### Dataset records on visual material
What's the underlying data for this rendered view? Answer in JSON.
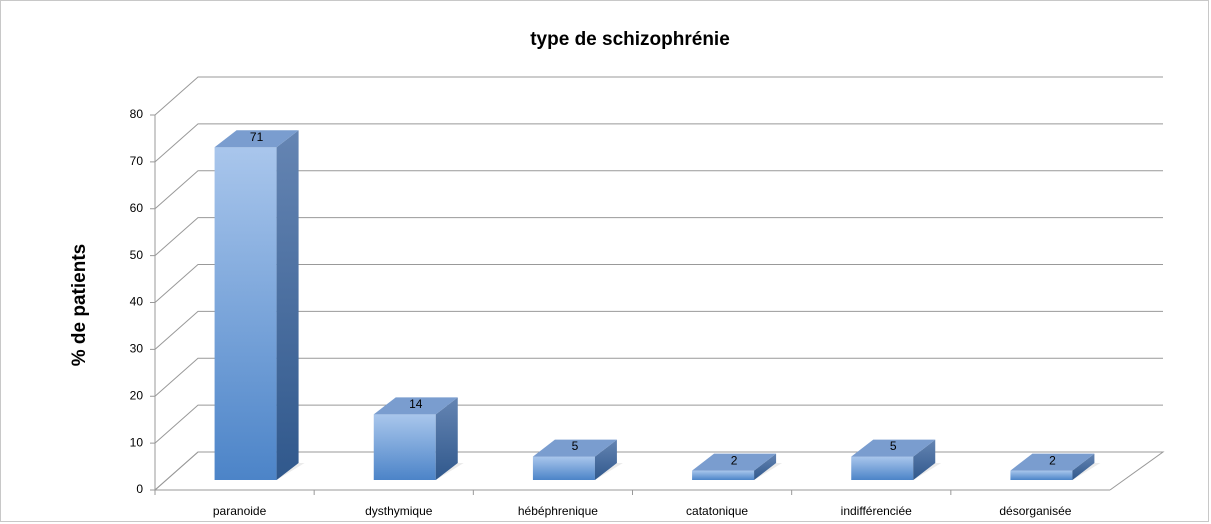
{
  "chart_data": {
    "type": "bar3d",
    "title": "type de schizophrénie",
    "ylabel": "% de patients",
    "categories": [
      "paranoide",
      "dysthymique",
      "hébéphrenique",
      "catatonique",
      "indifférenciée",
      "désorganisée"
    ],
    "values": [
      71,
      14,
      5,
      2,
      5,
      2
    ],
    "color": "#4f86c6",
    "ylim": [
      0,
      80
    ],
    "yticks": [
      0,
      10,
      20,
      30,
      40,
      50,
      60,
      70,
      80
    ],
    "grid": true
  }
}
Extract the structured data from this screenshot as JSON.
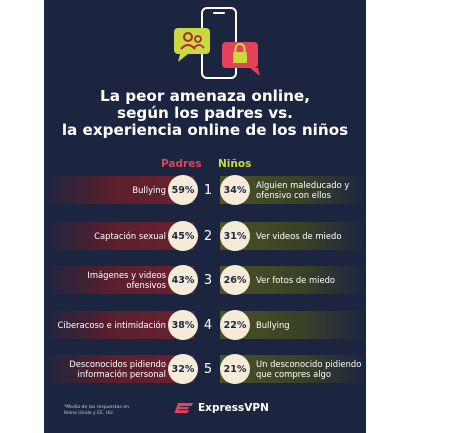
{
  "title_lines": [
    "La peor amenaza online,",
    "según los padres vs.",
    "la experiencia online de los niños"
  ],
  "columns": {
    "parents": "Padres",
    "kids": "Niños"
  },
  "colors": {
    "background": "#1c2540",
    "parents_accent": "#e3425a",
    "kids_accent": "#c9d93e",
    "circle_fill": "#f4ecd8"
  },
  "icons": [
    "phone-icon",
    "user-chat-bubble-icon",
    "lock-chat-bubble-icon",
    "expressvpn-logo-icon"
  ],
  "chart_data": {
    "type": "table",
    "title": "La peor amenaza online, según los padres vs. la experiencia online de los niños",
    "rows": [
      {
        "rank": "1",
        "parent_threat": "Bullying",
        "parent_pct": "59%",
        "kid_pct": "34%",
        "kid_experience": "Alguien maleducado y ofensivo con ellos"
      },
      {
        "rank": "2",
        "parent_threat": "Captación sexual",
        "parent_pct": "45%",
        "kid_pct": "31%",
        "kid_experience": "Ver videos de miedo"
      },
      {
        "rank": "3",
        "parent_threat": "Imágenes y videos ofensivos",
        "parent_pct": "43%",
        "kid_pct": "26%",
        "kid_experience": "Ver fotos de miedo"
      },
      {
        "rank": "4",
        "parent_threat": "Ciberacoso e intimidación",
        "parent_pct": "38%",
        "kid_pct": "22%",
        "kid_experience": "Bullying"
      },
      {
        "rank": "5",
        "parent_threat": "Desconocidos pidiendo información personal",
        "parent_pct": "32%",
        "kid_pct": "21%",
        "kid_experience": "Un desconocido pidiendo que compres algo"
      }
    ]
  },
  "footnote": "*Media de las respuestas en Reino Unido y EE. UU.",
  "brand": "ExpressVPN"
}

### THE TASK
Would you retype the entries above in full, exactly as written, minus the pictures?

### SOLUTION BELOW
What's the underlying data for this rendered view? Answer in JSON.
{
  "chart_data": {
    "type": "bar3d",
    "title": "type de schizophrénie",
    "ylabel": "% de patients",
    "categories": [
      "paranoide",
      "dysthymique",
      "hébéphrenique",
      "catatonique",
      "indifférenciée",
      "désorganisée"
    ],
    "values": [
      71,
      14,
      5,
      2,
      5,
      2
    ],
    "color": "#4f86c6",
    "ylim": [
      0,
      80
    ],
    "yticks": [
      0,
      10,
      20,
      30,
      40,
      50,
      60,
      70,
      80
    ],
    "grid": true
  }
}
Extract the structured data from this screenshot as JSON.
{
  "title_lines": [
    "La peor amenaza online,",
    "según los padres vs.",
    "la experiencia online de los niños"
  ],
  "columns": {
    "parents": "Padres",
    "kids": "Niños"
  },
  "colors": {
    "background": "#1c2540",
    "parents_accent": "#e3425a",
    "kids_accent": "#c9d93e",
    "circle_fill": "#f4ecd8"
  },
  "icons": [
    "phone-icon",
    "user-chat-bubble-icon",
    "lock-chat-bubble-icon",
    "expressvpn-logo-icon"
  ],
  "chart_data": {
    "type": "table",
    "title": "La peor amenaza online, según los padres vs. la experiencia online de los niños",
    "rows": [
      {
        "rank": "1",
        "parent_threat": "Bullying",
        "parent_pct": "59%",
        "kid_pct": "34%",
        "kid_experience": "Alguien maleducado y ofensivo con ellos"
      },
      {
        "rank": "2",
        "parent_threat": "Captación sexual",
        "parent_pct": "45%",
        "kid_pct": "31%",
        "kid_experience": "Ver videos de miedo"
      },
      {
        "rank": "3",
        "parent_threat": "Imágenes y videos ofensivos",
        "parent_pct": "43%",
        "kid_pct": "26%",
        "kid_experience": "Ver fotos de miedo"
      },
      {
        "rank": "4",
        "parent_threat": "Ciberacoso e intimidación",
        "parent_pct": "38%",
        "kid_pct": "22%",
        "kid_experience": "Bullying"
      },
      {
        "rank": "5",
        "parent_threat": "Desconocidos pidiendo información personal",
        "parent_pct": "32%",
        "kid_pct": "21%",
        "kid_experience": "Un desconocido pidiendo que compres algo"
      }
    ]
  },
  "footnote": "*Media de las respuestas en Reino Unido y EE. UU.",
  "brand": "ExpressVPN"
}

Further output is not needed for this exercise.